## WHAT YOU WILL DO
Would you quote the material below in full and unchanged?

## ENTRIES
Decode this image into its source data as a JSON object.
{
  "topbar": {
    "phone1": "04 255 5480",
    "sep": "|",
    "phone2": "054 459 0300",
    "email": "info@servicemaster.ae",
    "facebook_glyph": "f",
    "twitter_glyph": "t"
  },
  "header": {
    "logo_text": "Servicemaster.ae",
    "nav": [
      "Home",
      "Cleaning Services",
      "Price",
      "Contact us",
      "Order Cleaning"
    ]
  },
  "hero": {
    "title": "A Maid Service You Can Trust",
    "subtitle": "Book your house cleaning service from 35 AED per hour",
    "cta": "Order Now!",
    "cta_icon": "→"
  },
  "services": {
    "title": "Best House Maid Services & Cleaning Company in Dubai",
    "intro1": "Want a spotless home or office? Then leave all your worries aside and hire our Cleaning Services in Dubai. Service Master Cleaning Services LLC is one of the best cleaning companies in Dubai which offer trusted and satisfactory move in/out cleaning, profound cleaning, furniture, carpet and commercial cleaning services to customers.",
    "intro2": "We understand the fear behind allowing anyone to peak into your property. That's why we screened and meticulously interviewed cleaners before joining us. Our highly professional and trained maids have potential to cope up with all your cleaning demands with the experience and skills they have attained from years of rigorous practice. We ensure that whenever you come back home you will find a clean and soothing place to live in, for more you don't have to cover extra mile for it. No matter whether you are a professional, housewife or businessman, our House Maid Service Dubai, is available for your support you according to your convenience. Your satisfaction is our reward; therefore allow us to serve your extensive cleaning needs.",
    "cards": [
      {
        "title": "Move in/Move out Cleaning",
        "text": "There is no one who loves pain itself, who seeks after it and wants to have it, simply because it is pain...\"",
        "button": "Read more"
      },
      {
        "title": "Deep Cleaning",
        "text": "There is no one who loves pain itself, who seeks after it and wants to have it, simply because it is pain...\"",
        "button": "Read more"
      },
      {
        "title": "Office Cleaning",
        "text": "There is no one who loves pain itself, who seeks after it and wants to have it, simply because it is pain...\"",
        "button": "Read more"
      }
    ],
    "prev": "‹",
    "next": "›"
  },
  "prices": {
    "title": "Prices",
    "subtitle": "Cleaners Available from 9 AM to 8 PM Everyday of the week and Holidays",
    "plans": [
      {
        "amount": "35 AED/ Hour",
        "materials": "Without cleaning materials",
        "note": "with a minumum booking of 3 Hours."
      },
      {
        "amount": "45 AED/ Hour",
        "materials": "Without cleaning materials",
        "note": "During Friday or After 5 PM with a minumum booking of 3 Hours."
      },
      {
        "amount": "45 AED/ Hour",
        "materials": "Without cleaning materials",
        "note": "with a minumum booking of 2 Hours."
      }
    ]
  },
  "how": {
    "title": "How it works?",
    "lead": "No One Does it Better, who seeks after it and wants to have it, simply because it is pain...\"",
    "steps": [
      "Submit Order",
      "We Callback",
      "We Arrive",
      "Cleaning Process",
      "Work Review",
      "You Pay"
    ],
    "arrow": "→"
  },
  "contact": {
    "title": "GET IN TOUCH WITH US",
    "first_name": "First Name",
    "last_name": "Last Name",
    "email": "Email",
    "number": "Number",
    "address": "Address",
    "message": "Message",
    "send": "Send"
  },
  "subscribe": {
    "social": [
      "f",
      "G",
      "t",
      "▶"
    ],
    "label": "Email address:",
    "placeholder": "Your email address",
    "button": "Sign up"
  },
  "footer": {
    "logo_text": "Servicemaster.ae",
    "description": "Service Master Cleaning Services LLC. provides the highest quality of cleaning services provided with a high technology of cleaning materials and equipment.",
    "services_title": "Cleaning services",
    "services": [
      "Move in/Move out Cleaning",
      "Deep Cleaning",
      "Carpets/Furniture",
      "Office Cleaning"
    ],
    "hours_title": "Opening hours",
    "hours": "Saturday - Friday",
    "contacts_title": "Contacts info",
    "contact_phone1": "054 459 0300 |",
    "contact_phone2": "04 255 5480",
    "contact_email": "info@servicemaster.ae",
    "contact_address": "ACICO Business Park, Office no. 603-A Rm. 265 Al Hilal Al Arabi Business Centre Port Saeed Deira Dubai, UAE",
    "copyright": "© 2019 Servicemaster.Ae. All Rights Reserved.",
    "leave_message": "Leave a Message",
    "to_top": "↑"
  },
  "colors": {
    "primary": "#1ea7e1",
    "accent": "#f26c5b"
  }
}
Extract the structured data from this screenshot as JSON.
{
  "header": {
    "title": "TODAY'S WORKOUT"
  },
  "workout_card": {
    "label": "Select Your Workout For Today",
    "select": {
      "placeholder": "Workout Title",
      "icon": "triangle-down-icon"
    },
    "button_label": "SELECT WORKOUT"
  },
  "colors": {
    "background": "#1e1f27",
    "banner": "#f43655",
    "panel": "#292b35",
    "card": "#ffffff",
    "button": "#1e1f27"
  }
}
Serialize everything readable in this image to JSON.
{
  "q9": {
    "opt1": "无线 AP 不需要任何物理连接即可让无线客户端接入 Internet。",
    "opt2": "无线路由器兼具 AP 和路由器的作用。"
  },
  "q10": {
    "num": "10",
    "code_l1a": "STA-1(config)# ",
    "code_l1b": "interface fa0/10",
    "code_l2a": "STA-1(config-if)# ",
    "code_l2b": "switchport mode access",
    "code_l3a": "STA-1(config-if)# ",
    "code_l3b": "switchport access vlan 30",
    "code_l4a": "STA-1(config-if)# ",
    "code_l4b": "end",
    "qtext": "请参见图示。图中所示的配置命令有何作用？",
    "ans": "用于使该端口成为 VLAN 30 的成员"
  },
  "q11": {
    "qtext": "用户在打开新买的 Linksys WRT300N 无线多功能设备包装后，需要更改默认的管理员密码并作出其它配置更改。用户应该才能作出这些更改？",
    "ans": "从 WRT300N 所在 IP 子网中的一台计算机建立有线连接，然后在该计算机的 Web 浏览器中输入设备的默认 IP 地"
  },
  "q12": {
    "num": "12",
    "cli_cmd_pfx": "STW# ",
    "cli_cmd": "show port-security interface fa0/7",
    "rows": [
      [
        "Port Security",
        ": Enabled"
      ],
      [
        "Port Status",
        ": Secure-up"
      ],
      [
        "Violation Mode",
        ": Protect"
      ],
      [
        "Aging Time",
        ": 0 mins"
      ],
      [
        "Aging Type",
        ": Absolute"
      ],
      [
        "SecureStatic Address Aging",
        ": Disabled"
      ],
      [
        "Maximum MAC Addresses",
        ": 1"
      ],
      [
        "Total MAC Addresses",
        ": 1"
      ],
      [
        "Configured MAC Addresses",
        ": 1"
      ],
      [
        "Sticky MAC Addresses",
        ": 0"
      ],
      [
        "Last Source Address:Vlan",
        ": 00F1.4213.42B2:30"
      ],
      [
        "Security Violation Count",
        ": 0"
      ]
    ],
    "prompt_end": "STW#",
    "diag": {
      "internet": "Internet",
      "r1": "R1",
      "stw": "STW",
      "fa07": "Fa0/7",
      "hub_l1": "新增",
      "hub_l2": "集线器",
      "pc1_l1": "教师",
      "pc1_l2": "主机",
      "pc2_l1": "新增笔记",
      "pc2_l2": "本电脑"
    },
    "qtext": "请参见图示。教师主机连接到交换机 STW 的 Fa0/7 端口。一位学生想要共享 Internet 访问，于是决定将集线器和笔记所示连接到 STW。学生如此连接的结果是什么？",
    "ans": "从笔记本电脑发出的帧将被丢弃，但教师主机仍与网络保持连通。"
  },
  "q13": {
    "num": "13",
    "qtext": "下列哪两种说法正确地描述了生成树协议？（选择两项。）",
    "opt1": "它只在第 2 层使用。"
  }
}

## TASK RESPONSE
Decode this image into its source data as a JSON object.
{
  "topbar": {
    "phone1": "04 255 5480",
    "sep": "|",
    "phone2": "054 459 0300",
    "email": "info@servicemaster.ae",
    "facebook_glyph": "f",
    "twitter_glyph": "t"
  },
  "header": {
    "logo_text": "Servicemaster.ae",
    "nav": [
      "Home",
      "Cleaning Services",
      "Price",
      "Contact us",
      "Order Cleaning"
    ]
  },
  "hero": {
    "title": "A Maid Service You Can Trust",
    "subtitle": "Book your house cleaning service from 35 AED per hour",
    "cta": "Order Now!",
    "cta_icon": "→"
  },
  "services": {
    "title": "Best House Maid Services & Cleaning Company in Dubai",
    "intro1": "Want a spotless home or office? Then leave all your worries aside and hire our Cleaning Services in Dubai. Service Master Cleaning Services LLC is one of the best cleaning companies in Dubai which offer trusted and satisfactory move in/out cleaning, profound cleaning, furniture, carpet and commercial cleaning services to customers.",
    "intro2": "We understand the fear behind allowing anyone to peak into your property. That's why we screened and meticulously interviewed cleaners before joining us. Our highly professional and trained maids have potential to cope up with all your cleaning demands with the experience and skills they have attained from years of rigorous practice. We ensure that whenever you come back home you will find a clean and soothing place to live in, for more you don't have to cover extra mile for it. No matter whether you are a professional, housewife or businessman, our House Maid Service Dubai, is available for your support you according to your convenience. Your satisfaction is our reward; therefore allow us to serve your extensive cleaning needs.",
    "cards": [
      {
        "title": "Move in/Move out Cleaning",
        "text": "There is no one who loves pain itself, who seeks after it and wants to have it, simply because it is pain...\"",
        "button": "Read more"
      },
      {
        "title": "Deep Cleaning",
        "text": "There is no one who loves pain itself, who seeks after it and wants to have it, simply because it is pain...\"",
        "button": "Read more"
      },
      {
        "title": "Office Cleaning",
        "text": "There is no one who loves pain itself, who seeks after it and wants to have it, simply because it is pain...\"",
        "button": "Read more"
      }
    ],
    "prev": "‹",
    "next": "›"
  },
  "prices": {
    "title": "Prices",
    "subtitle": "Cleaners Available from 9 AM to 8 PM Everyday of the week and Holidays",
    "plans": [
      {
        "amount": "35 AED/ Hour",
        "materials": "Without cleaning materials",
        "note": "with a minumum booking of 3 Hours."
      },
      {
        "amount": "45 AED/ Hour",
        "materials": "Without cleaning materials",
        "note": "During Friday or After 5 PM with a minumum booking of 3 Hours."
      },
      {
        "amount": "45 AED/ Hour",
        "materials": "Without cleaning materials",
        "note": "with a minumum booking of 2 Hours."
      }
    ]
  },
  "how": {
    "title": "How it works?",
    "lead": "No One Does it Better, who seeks after it and wants to have it, simply because it is pain...\"",
    "steps": [
      "Submit Order",
      "We Callback",
      "We Arrive",
      "Cleaning Process",
      "Work Review",
      "You Pay"
    ],
    "arrow": "→"
  },
  "contact": {
    "title": "GET IN TOUCH WITH US",
    "first_name": "First Name",
    "last_name": "Last Name",
    "email": "Email",
    "number": "Number",
    "address": "Address",
    "message": "Message",
    "send": "Send"
  },
  "subscribe": {
    "social": [
      "f",
      "G",
      "t",
      "▶"
    ],
    "label": "Email address:",
    "placeholder": "Your email address",
    "button": "Sign up"
  },
  "footer": {
    "logo_text": "Servicemaster.ae",
    "description": "Service Master Cleaning Services LLC. provides the highest quality of cleaning services provided with a high technology of cleaning materials and equipment.",
    "services_title": "Cleaning services",
    "services": [
      "Move in/Move out Cleaning",
      "Deep Cleaning",
      "Carpets/Furniture",
      "Office Cleaning"
    ],
    "hours_title": "Opening hours",
    "hours": "Saturday - Friday",
    "contacts_title": "Contacts info",
    "contact_phone1": "054 459 0300 |",
    "contact_phone2": "04 255 5480",
    "contact_email": "info@servicemaster.ae",
    "contact_address": "ACICO Business Park, Office no. 603-A Rm. 265 Al Hilal Al Arabi Business Centre Port Saeed Deira Dubai, UAE",
    "copyright": "© 2019 Servicemaster.Ae. All Rights Reserved.",
    "leave_message": "Leave a Message",
    "to_top": "↑"
  },
  "colors": {
    "primary": "#1ea7e1",
    "accent": "#f26c5b"
  }
}
Extract the structured data from this screenshot as JSON.
{
  "header": {
    "title": "TODAY'S WORKOUT"
  },
  "workout_card": {
    "label": "Select Your Workout For Today",
    "select": {
      "placeholder": "Workout Title",
      "icon": "triangle-down-icon"
    },
    "button_label": "SELECT WORKOUT"
  },
  "colors": {
    "background": "#1e1f27",
    "banner": "#f43655",
    "panel": "#292b35",
    "card": "#ffffff",
    "button": "#1e1f27"
  }
}
Serialize everything readable in this image to JSON.
{
  "q9": {
    "opt1": "无线 AP 不需要任何物理连接即可让无线客户端接入 Internet。",
    "opt2": "无线路由器兼具 AP 和路由器的作用。"
  },
  "q10": {
    "num": "10",
    "code_l1a": "STA-1(config)# ",
    "code_l1b": "interface fa0/10",
    "code_l2a": "STA-1(config-if)# ",
    "code_l2b": "switchport mode access",
    "code_l3a": "STA-1(config-if)# ",
    "code_l3b": "switchport access vlan 30",
    "code_l4a": "STA-1(config-if)# ",
    "code_l4b": "end",
    "qtext": "请参见图示。图中所示的配置命令有何作用？",
    "ans": "用于使该端口成为 VLAN 30 的成员"
  },
  "q11": {
    "qtext": "用户在打开新买的 Linksys WRT300N 无线多功能设备包装后，需要更改默认的管理员密码并作出其它配置更改。用户应该才能作出这些更改？",
    "ans": "从 WRT300N 所在 IP 子网中的一台计算机建立有线连接，然后在该计算机的 Web 浏览器中输入设备的默认 IP 地"
  },
  "q12": {
    "num": "12",
    "cli_cmd_pfx": "STW# ",
    "cli_cmd": "show port-security interface fa0/7",
    "rows": [
      [
        "Port Security",
        ": Enabled"
      ],
      [
        "Port Status",
        ": Secure-up"
      ],
      [
        "Violation Mode",
        ": Protect"
      ],
      [
        "Aging Time",
        ": 0 mins"
      ],
      [
        "Aging Type",
        ": Absolute"
      ],
      [
        "SecureStatic Address Aging",
        ": Disabled"
      ],
      [
        "Maximum MAC Addresses",
        ": 1"
      ],
      [
        "Total MAC Addresses",
        ": 1"
      ],
      [
        "Configured MAC Addresses",
        ": 1"
      ],
      [
        "Sticky MAC Addresses",
        ": 0"
      ],
      [
        "Last Source Address:Vlan",
        ": 00F1.4213.42B2:30"
      ],
      [
        "Security Violation Count",
        ": 0"
      ]
    ],
    "prompt_end": "STW#",
    "diag": {
      "internet": "Internet",
      "r1": "R1",
      "stw": "STW",
      "fa07": "Fa0/7",
      "hub_l1": "新增",
      "hub_l2": "集线器",
      "pc1_l1": "教师",
      "pc1_l2": "主机",
      "pc2_l1": "新增笔记",
      "pc2_l2": "本电脑"
    },
    "qtext": "请参见图示。教师主机连接到交换机 STW 的 Fa0/7 端口。一位学生想要共享 Internet 访问，于是决定将集线器和笔记所示连接到 STW。学生如此连接的结果是什么？",
    "ans": "从笔记本电脑发出的帧将被丢弃，但教师主机仍与网络保持连通。"
  },
  "q13": {
    "num": "13",
    "qtext": "下列哪两种说法正确地描述了生成树协议？（选择两项。）",
    "opt1": "它只在第 2 层使用。"
  }
}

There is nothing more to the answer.